Start of Source
# Want to get a real high?



## HappyB (Feb 28, 2005)

Well, I hope that title got your attention.
I would like to suggest that for those of you who have limited space, but would still like to help with rescue, that you become involved with rescue transport. Sometime, we move dogs all the way across the country. 
As for the high, it is amazing what this will do for you. I have one coming up Saturday, involving 21 dogs--eighteen pups under eight weeks, and 3 adults--
The dogs will be handed off to me by another volunteer, and I will drive them 100 miles to the next one. You meet some wonderful people, get some great dogs into foster or permanent homes, and get a warm fuzzy feeling from doing it.


----------



## k/c mom (Oct 9, 2004)

> _Originally posted by LucyLou_@Mar 29 2005, 09:19 PM
> *Well, I hope that title got your attention.
> I would like to suggest that for those of you who have limited space, but would still like to help with rescue, that you become involved with rescue transport.  Sometime, we move dogs all the way across the country.
> As for the high, it is amazing what this will do for you.  I have one coming up Saturday, involving 21 dogs--eighteen pups under eight weeks, and 3 adults--
> ...


[/QUOTE]

OK....I'm definitely interested but how would I go about getting involved in something like this?
End of Source
Start of Provided data
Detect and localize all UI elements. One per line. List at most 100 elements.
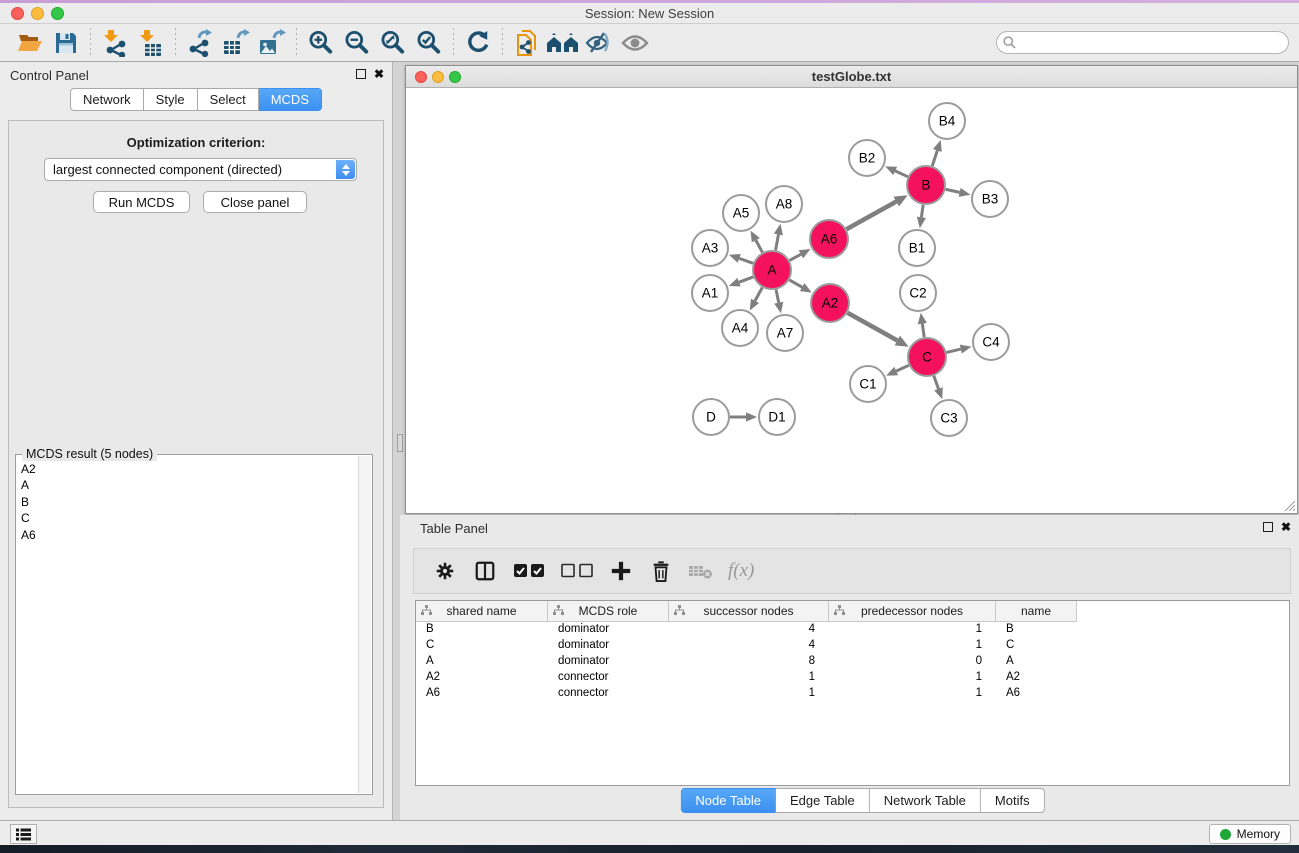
End of Provided data
■ Tasks for this exercise ■
- a) Reproduce the rescue transport thread from "## k/c mom (Oct" to "something like this?".
- b) List every username that appears in the rescue transport thread.
The material above comes from a different source than the rescue transport thread.

■ Answers ■
- a)
## k/c mom (Oct 9, 2004)

> _Originally posted by LucyLou_@Mar 29 2005, 09:19 PM
> *Well, I hope that title got your attention.
> I would like to suggest that for those of you who have limited space, but would still like to help with rescue, that you become involved with rescue transport.  Sometime, we move dogs all the way across the country.
> As for the high, it is amazing what this will do for you.  I have one coming up Saturday, involving 21 dogs--eighteen pups under eight weeks, and 3 adults--
> ...


[/QUOTE]

OK....I'm definitely interested but how would I go about getting involved in something like this?

- b)
HappyB
k/c mom
LucyLou